_DIRECTIVE_
Where a line in the listing below contains the word "населения", copy that line.

--- BEGIN RECORDS FOR THE EXERCISE ---

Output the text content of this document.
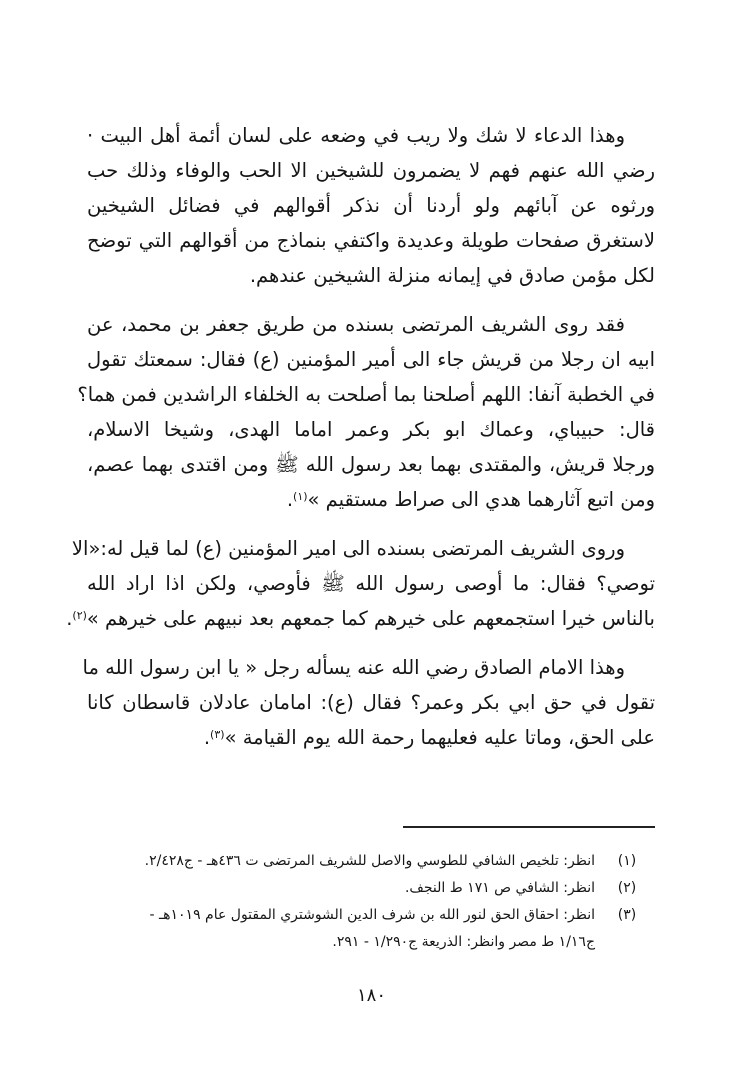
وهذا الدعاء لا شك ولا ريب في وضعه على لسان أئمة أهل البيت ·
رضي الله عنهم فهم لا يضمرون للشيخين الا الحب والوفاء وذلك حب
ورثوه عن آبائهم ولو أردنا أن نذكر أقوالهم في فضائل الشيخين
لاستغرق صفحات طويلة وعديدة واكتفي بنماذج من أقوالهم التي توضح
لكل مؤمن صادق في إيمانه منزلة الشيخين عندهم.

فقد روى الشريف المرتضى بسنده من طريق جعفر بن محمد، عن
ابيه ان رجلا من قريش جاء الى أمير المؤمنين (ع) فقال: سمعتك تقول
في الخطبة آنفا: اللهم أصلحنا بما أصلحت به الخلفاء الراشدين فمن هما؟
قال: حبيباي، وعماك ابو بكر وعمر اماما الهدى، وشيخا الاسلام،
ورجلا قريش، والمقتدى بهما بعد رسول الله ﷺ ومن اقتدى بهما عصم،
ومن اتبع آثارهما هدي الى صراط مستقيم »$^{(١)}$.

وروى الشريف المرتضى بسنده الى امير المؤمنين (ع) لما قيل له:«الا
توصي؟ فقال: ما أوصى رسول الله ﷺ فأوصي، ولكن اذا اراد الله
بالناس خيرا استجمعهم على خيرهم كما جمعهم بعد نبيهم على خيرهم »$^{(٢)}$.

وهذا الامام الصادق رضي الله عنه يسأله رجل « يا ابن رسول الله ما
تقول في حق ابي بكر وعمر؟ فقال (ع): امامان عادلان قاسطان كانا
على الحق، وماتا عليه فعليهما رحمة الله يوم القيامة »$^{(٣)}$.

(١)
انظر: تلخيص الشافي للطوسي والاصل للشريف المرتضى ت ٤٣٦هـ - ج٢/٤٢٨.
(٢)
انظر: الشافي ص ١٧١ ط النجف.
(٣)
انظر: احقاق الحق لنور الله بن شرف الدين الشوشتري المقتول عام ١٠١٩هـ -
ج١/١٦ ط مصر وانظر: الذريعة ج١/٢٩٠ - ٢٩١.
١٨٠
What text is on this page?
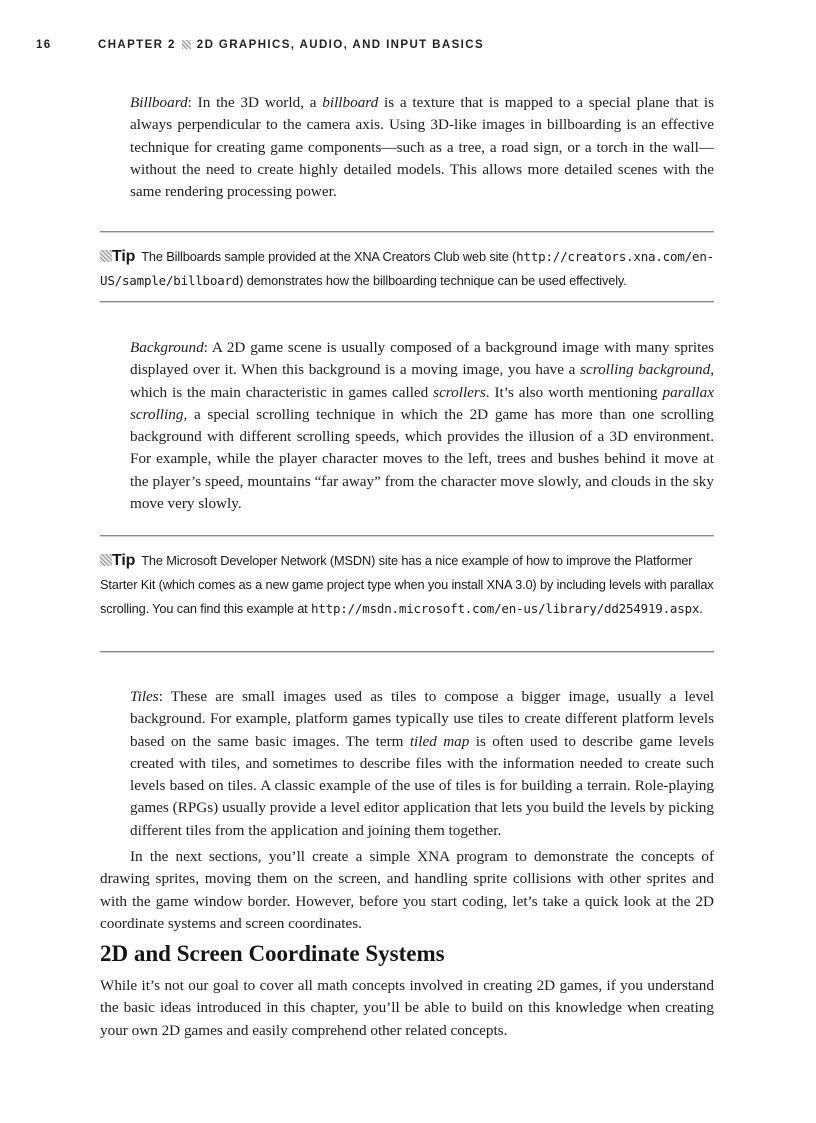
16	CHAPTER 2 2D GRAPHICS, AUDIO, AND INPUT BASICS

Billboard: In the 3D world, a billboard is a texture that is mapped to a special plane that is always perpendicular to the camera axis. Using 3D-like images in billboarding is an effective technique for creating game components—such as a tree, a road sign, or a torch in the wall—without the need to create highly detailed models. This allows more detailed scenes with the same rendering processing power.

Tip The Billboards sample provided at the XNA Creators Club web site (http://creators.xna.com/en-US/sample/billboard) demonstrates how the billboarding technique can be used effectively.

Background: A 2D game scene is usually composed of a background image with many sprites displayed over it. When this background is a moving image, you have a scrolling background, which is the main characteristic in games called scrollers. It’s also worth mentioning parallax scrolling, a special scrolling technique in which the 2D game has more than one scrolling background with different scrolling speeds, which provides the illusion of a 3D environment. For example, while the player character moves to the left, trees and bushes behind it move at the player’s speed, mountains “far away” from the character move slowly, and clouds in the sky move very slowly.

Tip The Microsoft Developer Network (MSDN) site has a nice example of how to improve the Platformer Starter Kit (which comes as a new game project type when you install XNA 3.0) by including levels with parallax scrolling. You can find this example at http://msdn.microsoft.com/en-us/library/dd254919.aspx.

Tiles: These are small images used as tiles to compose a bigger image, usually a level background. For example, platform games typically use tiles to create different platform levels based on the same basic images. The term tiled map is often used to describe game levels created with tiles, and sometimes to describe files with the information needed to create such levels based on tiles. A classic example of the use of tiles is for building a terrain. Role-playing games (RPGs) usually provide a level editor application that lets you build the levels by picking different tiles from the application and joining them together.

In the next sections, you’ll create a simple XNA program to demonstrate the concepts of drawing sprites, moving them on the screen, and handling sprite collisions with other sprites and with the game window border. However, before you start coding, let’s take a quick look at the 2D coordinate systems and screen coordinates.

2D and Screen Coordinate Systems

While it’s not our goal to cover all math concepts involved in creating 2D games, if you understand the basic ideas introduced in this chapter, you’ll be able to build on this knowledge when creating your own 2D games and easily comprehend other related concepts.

--- END RECORDS FOR THE EXERCISE ---
--- BEGIN RECORDS FOR THE EXERCISE ---

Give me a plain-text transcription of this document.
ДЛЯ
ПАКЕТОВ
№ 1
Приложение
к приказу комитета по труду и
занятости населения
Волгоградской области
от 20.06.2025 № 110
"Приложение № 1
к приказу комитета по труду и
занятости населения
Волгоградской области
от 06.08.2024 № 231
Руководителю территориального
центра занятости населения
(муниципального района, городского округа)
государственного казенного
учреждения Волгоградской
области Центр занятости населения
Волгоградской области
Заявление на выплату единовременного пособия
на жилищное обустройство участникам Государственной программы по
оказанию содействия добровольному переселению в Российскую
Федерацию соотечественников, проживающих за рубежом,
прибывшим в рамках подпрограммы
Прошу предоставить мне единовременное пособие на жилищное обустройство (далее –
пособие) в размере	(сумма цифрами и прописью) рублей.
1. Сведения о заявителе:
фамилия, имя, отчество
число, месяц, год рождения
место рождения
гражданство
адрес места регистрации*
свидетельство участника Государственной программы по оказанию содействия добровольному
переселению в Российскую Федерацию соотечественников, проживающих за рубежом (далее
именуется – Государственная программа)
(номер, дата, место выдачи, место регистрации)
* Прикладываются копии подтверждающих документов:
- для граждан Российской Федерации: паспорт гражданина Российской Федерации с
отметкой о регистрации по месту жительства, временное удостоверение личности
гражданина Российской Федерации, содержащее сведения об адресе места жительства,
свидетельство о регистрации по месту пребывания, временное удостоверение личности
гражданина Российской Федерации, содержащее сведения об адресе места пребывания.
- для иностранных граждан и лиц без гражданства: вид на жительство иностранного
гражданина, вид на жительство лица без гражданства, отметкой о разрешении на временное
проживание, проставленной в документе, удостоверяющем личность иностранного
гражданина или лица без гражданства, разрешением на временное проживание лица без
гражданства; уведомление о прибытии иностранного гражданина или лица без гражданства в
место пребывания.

--- END RECORDS FOR THE EXERCISE ---

_CORRECT RESULT_
занятости населения
занятости населения
центра занятости населения
области Центр занятости населения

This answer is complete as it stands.